EXERCISE
Give only the number of lines in the data that contain the word "Edition".
* Begin GIVEN DATA *
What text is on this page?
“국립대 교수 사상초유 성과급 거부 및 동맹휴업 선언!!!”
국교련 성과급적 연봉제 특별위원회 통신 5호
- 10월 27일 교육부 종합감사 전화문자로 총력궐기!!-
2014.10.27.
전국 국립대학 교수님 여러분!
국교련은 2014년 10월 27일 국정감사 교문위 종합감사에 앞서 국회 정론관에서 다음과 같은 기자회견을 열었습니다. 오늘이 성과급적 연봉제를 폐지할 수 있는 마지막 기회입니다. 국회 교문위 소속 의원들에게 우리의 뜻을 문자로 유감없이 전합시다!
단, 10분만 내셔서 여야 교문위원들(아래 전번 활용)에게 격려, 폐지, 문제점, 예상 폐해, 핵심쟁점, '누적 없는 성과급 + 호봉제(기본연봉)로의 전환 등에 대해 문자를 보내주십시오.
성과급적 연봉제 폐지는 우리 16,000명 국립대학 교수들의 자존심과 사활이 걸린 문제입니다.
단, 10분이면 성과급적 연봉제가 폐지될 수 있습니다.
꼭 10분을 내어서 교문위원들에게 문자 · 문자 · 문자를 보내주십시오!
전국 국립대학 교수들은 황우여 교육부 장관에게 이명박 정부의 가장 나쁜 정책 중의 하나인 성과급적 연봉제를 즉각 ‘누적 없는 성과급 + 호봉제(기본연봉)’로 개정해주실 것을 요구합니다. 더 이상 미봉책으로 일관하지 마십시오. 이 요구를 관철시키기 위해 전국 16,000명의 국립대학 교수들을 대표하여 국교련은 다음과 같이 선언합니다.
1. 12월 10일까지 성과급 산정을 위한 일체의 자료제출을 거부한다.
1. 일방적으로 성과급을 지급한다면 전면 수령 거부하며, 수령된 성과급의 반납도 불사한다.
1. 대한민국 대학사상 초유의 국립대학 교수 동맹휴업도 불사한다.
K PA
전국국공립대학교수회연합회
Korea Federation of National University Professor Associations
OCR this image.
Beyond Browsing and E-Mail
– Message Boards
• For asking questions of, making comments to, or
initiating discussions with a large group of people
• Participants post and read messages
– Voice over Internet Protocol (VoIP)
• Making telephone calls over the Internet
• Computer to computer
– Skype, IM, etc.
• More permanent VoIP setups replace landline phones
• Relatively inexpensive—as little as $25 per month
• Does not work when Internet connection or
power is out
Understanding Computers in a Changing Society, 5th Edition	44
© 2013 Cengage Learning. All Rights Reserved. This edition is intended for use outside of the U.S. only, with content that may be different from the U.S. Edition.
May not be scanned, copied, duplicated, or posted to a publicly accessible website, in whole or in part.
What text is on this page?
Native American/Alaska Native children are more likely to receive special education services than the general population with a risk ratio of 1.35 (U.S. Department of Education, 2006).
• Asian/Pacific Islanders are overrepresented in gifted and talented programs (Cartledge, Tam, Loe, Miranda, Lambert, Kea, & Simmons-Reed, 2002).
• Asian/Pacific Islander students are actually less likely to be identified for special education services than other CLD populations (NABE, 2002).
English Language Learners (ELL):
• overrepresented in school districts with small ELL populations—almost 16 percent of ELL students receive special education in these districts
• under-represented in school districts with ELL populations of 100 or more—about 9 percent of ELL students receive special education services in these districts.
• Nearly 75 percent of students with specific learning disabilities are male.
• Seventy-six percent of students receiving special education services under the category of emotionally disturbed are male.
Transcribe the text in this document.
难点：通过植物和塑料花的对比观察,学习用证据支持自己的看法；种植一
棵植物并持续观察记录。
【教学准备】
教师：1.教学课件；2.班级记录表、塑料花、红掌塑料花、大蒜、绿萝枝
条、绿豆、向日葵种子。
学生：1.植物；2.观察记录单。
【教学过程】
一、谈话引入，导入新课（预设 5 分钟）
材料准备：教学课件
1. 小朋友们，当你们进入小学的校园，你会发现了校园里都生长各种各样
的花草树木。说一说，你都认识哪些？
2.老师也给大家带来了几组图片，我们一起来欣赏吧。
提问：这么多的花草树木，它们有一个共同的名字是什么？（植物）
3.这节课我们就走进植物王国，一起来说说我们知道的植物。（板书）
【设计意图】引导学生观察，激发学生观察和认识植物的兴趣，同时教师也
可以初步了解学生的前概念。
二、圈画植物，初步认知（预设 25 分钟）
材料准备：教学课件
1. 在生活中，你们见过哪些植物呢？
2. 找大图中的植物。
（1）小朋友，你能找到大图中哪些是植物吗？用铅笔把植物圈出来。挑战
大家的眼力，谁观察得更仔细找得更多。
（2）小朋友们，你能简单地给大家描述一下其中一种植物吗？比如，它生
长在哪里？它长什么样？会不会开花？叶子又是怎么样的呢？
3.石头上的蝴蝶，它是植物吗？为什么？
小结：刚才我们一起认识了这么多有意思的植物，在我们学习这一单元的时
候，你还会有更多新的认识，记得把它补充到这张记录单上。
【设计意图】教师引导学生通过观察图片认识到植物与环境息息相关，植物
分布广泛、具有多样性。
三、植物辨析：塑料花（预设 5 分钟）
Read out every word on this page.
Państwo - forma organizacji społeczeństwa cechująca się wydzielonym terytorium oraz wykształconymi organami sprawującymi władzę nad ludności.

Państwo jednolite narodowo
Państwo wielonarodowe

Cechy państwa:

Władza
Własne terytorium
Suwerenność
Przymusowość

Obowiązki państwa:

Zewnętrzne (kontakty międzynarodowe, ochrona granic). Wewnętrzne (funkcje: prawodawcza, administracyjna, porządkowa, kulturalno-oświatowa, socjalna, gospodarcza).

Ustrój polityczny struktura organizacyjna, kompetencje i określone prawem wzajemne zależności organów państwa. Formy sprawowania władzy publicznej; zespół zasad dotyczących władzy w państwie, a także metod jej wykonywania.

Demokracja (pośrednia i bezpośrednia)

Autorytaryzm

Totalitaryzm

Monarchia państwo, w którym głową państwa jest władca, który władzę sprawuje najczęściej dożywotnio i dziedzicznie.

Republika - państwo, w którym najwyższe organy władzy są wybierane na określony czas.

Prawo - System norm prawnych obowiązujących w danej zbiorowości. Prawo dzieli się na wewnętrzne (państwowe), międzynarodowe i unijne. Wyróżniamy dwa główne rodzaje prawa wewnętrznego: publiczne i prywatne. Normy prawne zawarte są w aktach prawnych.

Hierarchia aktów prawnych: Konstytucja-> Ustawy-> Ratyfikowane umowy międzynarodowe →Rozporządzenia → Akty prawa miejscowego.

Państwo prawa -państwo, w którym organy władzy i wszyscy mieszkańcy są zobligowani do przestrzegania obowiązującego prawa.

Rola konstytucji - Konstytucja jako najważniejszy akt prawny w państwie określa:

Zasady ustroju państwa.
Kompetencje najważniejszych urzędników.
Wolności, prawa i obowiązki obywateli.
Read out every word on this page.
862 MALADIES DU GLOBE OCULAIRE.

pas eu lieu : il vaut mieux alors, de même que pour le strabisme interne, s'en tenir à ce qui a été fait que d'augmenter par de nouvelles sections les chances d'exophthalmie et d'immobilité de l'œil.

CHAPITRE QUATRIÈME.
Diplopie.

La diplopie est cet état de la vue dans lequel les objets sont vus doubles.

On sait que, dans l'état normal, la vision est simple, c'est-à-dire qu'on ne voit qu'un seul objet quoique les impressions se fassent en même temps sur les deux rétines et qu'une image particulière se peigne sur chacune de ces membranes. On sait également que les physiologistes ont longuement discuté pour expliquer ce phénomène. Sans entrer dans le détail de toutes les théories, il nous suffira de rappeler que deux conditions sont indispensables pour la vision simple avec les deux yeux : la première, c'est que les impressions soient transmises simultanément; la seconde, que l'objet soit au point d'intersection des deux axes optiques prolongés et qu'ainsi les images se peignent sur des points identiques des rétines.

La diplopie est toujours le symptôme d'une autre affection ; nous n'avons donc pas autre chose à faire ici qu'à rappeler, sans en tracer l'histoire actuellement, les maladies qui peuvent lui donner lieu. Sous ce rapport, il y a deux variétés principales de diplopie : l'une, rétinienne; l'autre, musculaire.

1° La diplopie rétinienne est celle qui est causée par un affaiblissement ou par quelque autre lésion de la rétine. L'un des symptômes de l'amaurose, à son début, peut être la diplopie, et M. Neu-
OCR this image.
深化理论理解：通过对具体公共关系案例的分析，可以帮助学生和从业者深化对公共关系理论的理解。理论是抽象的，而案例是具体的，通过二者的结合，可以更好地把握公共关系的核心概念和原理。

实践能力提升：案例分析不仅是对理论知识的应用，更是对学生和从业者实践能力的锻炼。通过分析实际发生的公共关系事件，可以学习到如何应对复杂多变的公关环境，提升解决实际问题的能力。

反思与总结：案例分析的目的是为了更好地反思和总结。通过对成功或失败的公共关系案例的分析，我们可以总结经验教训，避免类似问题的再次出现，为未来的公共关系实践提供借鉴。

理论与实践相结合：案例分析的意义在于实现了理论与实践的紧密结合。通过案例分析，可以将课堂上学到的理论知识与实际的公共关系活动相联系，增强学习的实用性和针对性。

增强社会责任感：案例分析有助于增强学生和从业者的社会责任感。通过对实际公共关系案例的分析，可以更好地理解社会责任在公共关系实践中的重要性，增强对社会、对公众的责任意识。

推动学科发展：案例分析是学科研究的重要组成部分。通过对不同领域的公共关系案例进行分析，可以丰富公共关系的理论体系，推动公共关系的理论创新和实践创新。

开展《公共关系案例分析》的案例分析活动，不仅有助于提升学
* End GIVEN DATA *
FULL RESPONSE
2